Task goal:
Pick out the lines in the listing below that contain the word "name" and copy them.

Records for this task:
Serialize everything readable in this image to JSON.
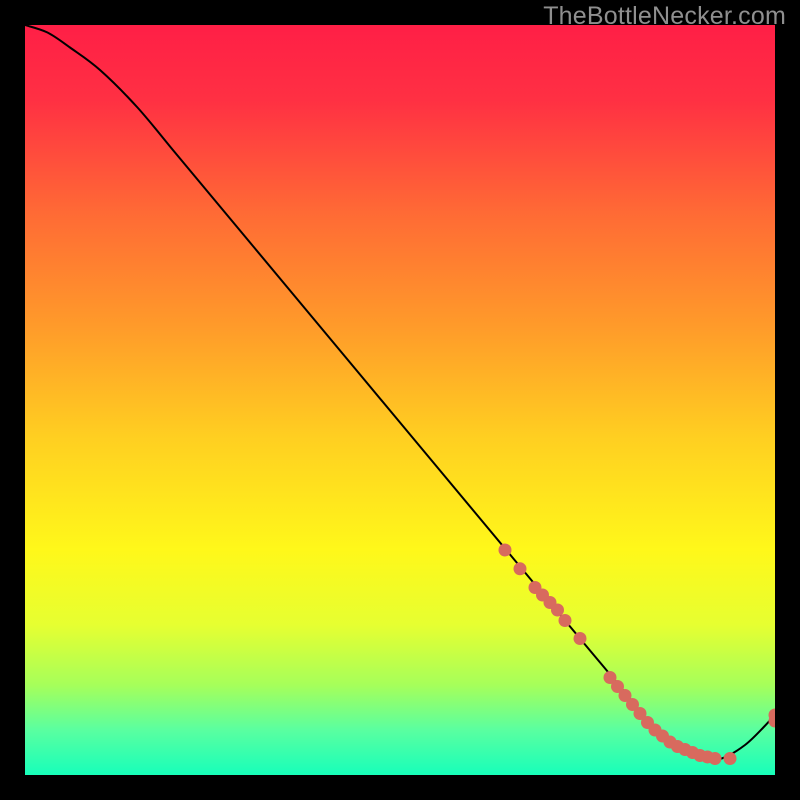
{
  "watermark": "TheBottleNecker.com",
  "chart_data": {
    "type": "line",
    "title": "",
    "xlabel": "",
    "ylabel": "",
    "xlim": [
      0,
      100
    ],
    "ylim": [
      0,
      100
    ],
    "grid": false,
    "series": [
      {
        "name": "bottleneck-curve",
        "x": [
          0,
          3,
          6,
          10,
          15,
          20,
          25,
          30,
          35,
          40,
          45,
          50,
          55,
          60,
          65,
          70,
          75,
          80,
          84,
          88,
          92,
          96,
          100
        ],
        "y": [
          100,
          99,
          97,
          94,
          89,
          83,
          77,
          71,
          65,
          59,
          53,
          47,
          41,
          35,
          29,
          23,
          17,
          11,
          6,
          3,
          2,
          4,
          8
        ]
      }
    ],
    "scatter": {
      "name": "data-points",
      "x": [
        64,
        66,
        68,
        69,
        70,
        71,
        72,
        74,
        78,
        79,
        80,
        81,
        82,
        83,
        84,
        85,
        86,
        87,
        88,
        89,
        90,
        91,
        92,
        94,
        100,
        100
      ],
      "y": [
        30,
        27.5,
        25,
        24,
        23,
        22,
        20.6,
        18.2,
        13,
        11.8,
        10.6,
        9.4,
        8.2,
        7.0,
        6.0,
        5.2,
        4.4,
        3.8,
        3.4,
        3.0,
        2.6,
        2.4,
        2.2,
        2.2,
        7.2,
        8.0
      ]
    },
    "gradient_stops": [
      {
        "offset": 0.0,
        "color": "#ff1f46"
      },
      {
        "offset": 0.1,
        "color": "#ff3043"
      },
      {
        "offset": 0.25,
        "color": "#ff6a35"
      },
      {
        "offset": 0.4,
        "color": "#ff9a2a"
      },
      {
        "offset": 0.55,
        "color": "#ffcf21"
      },
      {
        "offset": 0.7,
        "color": "#fff81a"
      },
      {
        "offset": 0.8,
        "color": "#e6ff31"
      },
      {
        "offset": 0.88,
        "color": "#a6ff5a"
      },
      {
        "offset": 0.94,
        "color": "#5affa0"
      },
      {
        "offset": 1.0,
        "color": "#17ffba"
      }
    ],
    "point_color": "#d86a5e",
    "line_color": "#000000"
  }
}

Answer for this exercise:
        "name": "bottleneck-curve",
      "name": "data-points",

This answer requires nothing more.